▶ WRITTEN INSTRUCTION: Your task is to locate every line holding the string "JSON" and to copy each of them.

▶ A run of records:
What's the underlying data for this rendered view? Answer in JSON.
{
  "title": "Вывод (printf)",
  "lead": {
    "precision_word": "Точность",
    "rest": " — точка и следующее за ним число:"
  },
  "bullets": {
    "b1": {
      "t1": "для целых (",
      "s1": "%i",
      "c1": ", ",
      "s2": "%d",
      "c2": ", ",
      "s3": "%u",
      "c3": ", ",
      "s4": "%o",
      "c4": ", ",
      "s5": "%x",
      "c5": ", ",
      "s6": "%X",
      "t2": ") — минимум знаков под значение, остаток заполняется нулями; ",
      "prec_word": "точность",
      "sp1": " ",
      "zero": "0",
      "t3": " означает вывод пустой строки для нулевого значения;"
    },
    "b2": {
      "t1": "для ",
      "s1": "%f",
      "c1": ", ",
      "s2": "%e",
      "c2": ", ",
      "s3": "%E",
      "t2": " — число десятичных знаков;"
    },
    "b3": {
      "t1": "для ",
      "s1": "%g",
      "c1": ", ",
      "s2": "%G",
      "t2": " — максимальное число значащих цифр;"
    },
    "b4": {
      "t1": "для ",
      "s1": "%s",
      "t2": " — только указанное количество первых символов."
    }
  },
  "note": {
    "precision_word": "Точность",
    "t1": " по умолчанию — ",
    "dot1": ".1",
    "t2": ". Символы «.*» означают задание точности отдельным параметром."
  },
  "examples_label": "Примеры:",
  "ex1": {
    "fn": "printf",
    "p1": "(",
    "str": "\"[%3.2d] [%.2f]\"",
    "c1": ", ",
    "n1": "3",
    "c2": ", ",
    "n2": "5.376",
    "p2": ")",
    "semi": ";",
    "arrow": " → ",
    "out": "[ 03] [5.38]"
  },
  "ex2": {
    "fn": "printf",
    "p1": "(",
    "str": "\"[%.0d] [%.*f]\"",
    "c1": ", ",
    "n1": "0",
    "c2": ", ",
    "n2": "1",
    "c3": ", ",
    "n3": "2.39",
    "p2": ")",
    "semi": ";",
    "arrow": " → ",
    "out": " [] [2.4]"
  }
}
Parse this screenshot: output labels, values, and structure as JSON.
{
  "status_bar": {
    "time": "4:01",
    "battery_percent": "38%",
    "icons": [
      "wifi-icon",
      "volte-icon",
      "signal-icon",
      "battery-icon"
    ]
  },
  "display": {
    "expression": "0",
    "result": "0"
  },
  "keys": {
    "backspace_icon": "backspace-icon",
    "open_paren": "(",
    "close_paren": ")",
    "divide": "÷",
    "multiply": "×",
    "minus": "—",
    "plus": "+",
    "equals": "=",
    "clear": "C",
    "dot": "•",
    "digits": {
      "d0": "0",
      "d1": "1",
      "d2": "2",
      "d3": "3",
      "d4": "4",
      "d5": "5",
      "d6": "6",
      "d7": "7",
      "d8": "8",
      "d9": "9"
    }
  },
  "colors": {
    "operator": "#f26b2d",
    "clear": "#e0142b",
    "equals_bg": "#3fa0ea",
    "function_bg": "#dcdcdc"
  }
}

* * *

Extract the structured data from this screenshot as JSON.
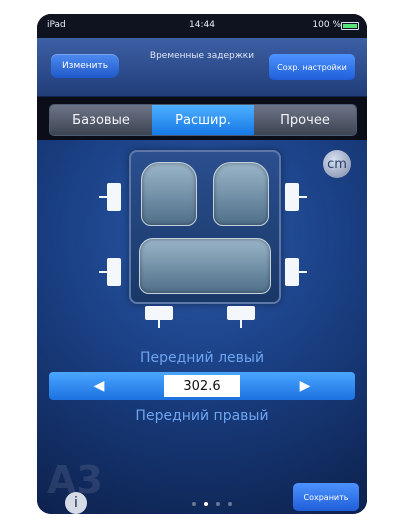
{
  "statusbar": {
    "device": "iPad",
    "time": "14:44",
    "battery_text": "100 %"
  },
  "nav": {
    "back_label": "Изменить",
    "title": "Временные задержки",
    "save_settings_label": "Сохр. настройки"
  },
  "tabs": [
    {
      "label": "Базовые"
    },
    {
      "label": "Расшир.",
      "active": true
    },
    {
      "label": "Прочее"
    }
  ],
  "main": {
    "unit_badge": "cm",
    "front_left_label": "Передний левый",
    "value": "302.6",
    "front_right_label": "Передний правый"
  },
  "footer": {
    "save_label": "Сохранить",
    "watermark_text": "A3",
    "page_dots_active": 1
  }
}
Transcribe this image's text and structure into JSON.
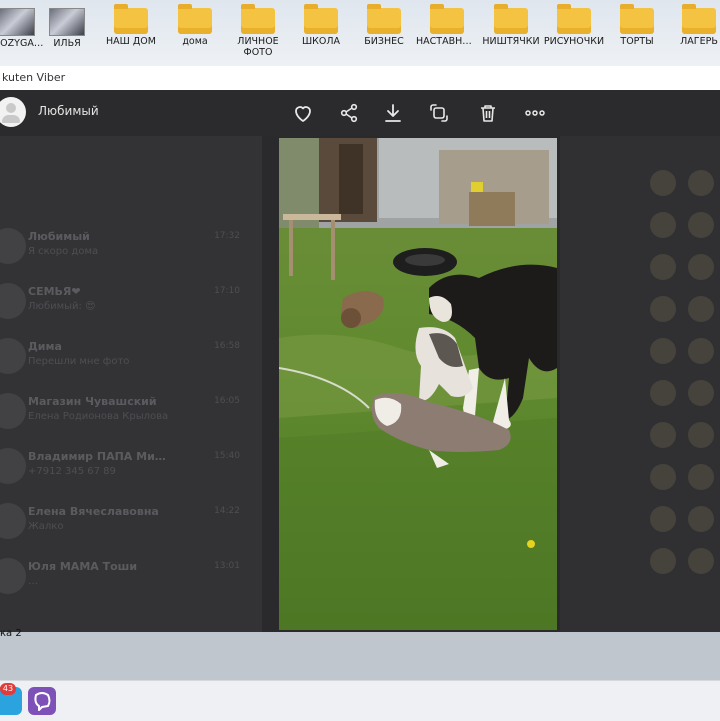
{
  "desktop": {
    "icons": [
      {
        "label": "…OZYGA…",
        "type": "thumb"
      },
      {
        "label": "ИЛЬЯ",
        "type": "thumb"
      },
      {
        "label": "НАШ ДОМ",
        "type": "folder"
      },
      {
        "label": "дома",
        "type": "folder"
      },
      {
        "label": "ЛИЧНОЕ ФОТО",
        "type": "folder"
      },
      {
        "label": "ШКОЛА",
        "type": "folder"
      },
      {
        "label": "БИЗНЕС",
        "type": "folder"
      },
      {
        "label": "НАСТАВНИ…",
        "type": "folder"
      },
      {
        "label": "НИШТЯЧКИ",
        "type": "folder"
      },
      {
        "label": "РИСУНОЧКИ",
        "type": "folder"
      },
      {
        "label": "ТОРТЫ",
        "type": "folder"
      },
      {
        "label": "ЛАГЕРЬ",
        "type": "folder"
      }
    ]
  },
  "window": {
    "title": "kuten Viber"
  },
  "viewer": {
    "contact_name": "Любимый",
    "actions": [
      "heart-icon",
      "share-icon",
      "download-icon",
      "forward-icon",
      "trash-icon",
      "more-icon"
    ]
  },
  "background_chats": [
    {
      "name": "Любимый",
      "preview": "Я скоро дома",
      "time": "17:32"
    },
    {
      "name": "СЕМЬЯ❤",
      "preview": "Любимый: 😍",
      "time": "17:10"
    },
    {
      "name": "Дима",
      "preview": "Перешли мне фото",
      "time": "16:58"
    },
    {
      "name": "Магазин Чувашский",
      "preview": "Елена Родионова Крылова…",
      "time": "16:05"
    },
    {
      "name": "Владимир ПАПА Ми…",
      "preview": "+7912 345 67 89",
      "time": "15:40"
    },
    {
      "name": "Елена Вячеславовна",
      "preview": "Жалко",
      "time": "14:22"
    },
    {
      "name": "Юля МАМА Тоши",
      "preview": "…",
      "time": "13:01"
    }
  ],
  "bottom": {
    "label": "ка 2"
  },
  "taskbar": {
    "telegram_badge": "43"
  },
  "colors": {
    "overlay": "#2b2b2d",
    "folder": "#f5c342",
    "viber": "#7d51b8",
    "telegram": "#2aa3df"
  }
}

...

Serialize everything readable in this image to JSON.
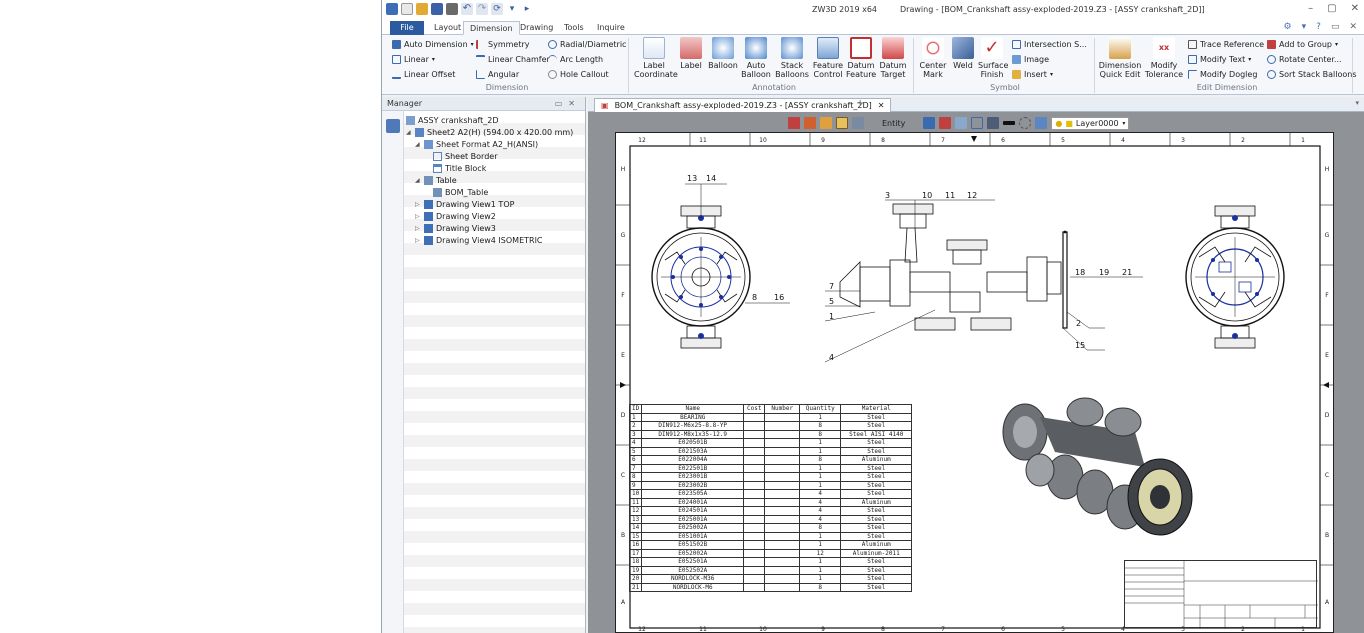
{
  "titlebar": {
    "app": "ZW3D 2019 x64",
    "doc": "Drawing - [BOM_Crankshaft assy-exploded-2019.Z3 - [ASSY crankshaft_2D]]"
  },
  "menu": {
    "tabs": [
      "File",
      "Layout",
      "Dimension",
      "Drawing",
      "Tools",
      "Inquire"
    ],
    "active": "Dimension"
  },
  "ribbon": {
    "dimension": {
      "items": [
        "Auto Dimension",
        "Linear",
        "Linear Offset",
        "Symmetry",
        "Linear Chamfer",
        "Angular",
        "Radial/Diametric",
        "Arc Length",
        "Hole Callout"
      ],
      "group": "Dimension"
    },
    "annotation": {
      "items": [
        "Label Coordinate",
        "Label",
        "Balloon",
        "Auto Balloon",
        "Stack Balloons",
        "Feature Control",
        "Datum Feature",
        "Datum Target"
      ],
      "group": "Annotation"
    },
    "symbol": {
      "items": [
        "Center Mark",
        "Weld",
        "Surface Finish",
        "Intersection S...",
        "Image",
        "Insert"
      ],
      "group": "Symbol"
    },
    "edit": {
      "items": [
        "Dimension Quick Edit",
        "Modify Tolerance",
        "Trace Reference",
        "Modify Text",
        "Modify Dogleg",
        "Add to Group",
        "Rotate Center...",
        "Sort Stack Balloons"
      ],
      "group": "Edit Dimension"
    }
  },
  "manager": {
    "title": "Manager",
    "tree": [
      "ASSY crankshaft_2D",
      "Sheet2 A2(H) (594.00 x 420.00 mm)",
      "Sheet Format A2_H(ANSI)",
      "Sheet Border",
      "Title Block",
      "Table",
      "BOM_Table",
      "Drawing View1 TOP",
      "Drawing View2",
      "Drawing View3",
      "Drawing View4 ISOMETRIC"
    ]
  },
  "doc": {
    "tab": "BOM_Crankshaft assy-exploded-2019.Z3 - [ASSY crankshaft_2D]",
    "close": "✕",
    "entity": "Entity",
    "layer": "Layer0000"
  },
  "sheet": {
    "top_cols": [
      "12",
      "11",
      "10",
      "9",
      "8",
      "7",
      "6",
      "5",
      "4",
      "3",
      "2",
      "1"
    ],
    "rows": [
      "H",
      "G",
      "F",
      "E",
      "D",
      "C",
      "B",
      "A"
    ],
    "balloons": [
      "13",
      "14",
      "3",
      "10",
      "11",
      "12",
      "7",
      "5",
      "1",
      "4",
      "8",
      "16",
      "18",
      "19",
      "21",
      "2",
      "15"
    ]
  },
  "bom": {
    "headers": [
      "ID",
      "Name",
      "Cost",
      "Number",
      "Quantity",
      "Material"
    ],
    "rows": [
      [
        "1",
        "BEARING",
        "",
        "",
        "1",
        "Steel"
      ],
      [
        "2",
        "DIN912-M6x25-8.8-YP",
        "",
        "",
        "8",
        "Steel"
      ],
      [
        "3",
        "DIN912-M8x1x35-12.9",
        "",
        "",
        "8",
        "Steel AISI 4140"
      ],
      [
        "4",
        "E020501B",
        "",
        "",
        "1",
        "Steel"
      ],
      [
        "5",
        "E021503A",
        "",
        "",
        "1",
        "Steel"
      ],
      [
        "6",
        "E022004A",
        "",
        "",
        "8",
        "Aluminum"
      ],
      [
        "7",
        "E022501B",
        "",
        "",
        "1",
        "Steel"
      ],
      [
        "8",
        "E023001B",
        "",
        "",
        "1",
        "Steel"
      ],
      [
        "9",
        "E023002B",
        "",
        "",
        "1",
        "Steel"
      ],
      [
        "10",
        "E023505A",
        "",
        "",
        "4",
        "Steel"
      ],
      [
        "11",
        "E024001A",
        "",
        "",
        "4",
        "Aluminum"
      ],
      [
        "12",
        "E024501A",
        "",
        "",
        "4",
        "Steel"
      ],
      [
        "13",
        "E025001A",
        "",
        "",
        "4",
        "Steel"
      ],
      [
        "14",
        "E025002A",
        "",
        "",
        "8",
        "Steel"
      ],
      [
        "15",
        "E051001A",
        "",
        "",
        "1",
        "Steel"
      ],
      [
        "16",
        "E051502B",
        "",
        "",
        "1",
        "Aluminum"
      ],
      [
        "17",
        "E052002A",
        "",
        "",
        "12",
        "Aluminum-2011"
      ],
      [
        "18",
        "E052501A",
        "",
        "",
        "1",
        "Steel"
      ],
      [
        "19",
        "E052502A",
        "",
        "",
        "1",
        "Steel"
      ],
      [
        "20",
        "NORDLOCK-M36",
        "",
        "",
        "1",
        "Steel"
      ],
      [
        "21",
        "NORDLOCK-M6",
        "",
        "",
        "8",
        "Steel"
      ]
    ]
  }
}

▶ RESULT OF THIS TASK:
What's the underlying data for this rendered view? Answer in JSON.
Parse this screenshot: output labels, values, and structure as JSON.
Extract the structured data from this screenshot as JSON.
Transcribe this image's text and structure into JSON.
Serialize everything readable in this image to JSON.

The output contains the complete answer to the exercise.